**STORED ROWS**

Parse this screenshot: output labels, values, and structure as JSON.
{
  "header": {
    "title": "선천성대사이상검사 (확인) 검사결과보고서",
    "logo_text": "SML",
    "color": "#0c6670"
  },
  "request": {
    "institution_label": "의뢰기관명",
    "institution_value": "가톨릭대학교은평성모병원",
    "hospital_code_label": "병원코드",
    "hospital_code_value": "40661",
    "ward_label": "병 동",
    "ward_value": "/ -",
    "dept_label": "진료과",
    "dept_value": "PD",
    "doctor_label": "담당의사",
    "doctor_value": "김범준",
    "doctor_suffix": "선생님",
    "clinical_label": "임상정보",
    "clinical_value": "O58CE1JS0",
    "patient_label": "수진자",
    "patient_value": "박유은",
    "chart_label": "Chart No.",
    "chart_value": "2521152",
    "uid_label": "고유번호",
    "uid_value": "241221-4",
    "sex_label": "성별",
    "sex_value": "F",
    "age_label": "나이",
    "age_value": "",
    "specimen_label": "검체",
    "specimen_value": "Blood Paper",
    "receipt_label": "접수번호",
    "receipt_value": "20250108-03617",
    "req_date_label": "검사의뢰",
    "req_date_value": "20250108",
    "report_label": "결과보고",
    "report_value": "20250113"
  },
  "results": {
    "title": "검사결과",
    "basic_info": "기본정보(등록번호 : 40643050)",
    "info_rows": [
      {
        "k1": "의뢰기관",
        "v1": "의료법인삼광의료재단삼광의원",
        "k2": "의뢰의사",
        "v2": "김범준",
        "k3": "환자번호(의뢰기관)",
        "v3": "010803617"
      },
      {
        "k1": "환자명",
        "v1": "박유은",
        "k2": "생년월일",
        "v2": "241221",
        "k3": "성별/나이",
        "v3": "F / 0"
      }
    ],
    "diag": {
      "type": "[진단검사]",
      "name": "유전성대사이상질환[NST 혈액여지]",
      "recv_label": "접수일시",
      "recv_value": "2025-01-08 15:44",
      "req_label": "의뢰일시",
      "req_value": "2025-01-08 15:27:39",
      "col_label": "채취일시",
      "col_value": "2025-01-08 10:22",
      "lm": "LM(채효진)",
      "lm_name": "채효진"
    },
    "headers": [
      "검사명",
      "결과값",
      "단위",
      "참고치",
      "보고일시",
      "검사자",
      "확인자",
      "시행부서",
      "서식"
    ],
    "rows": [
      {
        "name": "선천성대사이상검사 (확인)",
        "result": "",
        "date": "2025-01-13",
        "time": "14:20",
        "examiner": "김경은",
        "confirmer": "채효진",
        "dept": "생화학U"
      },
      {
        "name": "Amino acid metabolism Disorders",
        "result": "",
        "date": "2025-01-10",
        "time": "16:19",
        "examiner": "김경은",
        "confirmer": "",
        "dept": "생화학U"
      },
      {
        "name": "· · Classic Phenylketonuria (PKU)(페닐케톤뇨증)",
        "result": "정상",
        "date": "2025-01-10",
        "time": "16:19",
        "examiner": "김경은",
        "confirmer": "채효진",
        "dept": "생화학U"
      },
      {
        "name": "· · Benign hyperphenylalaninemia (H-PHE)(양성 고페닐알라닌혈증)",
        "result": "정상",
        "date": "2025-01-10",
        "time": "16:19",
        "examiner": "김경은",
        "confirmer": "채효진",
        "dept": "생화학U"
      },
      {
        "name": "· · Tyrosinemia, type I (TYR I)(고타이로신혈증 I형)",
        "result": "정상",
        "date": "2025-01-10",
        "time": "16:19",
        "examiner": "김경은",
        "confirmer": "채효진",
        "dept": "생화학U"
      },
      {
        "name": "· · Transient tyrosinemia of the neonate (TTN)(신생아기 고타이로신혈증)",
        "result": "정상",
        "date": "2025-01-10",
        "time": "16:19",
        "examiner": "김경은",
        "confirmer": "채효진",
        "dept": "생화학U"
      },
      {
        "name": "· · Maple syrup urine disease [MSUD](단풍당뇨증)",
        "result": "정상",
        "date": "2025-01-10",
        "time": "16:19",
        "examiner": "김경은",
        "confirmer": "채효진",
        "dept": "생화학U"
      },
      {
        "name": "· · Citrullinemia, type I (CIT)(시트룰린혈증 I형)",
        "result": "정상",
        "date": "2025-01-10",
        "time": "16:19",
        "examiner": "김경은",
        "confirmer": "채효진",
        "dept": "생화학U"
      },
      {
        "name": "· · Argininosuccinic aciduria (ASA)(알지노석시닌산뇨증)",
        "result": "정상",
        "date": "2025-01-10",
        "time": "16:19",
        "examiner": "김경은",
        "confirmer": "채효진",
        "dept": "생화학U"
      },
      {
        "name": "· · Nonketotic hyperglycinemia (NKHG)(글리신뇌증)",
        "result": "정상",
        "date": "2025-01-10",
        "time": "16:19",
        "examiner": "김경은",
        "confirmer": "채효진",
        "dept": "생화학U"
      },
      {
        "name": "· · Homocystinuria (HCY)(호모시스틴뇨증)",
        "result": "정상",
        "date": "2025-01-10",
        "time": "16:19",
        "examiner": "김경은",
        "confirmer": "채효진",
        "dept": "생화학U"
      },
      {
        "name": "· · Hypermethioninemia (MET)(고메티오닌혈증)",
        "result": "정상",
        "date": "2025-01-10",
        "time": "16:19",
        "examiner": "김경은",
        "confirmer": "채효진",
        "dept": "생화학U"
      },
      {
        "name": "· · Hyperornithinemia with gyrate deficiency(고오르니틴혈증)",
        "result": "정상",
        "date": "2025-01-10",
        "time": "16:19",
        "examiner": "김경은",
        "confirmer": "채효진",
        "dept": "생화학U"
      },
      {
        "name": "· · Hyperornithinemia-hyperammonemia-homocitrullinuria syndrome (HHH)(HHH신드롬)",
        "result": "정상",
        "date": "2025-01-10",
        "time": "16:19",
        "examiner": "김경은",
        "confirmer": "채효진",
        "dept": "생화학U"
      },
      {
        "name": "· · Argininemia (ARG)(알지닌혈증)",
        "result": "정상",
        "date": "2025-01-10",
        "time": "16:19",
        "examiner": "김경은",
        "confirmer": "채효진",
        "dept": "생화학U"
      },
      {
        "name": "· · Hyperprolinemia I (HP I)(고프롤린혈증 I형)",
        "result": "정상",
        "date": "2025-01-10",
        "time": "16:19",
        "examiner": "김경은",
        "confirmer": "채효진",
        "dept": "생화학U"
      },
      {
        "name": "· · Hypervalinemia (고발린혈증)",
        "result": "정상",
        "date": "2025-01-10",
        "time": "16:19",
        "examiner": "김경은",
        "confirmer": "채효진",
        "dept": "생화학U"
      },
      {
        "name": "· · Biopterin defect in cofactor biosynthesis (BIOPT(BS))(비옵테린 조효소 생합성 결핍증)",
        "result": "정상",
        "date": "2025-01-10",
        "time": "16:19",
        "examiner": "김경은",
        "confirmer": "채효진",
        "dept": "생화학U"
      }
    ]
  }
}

**EXERCISE REQUIREMENTS**
Find the lines above that include the string "title" and copy them.

**SOLUTION FOR THIS PROBLEM**
    "title": "선천성대사이상검사 (확인) 검사결과보고서",
    "title": "검사결과",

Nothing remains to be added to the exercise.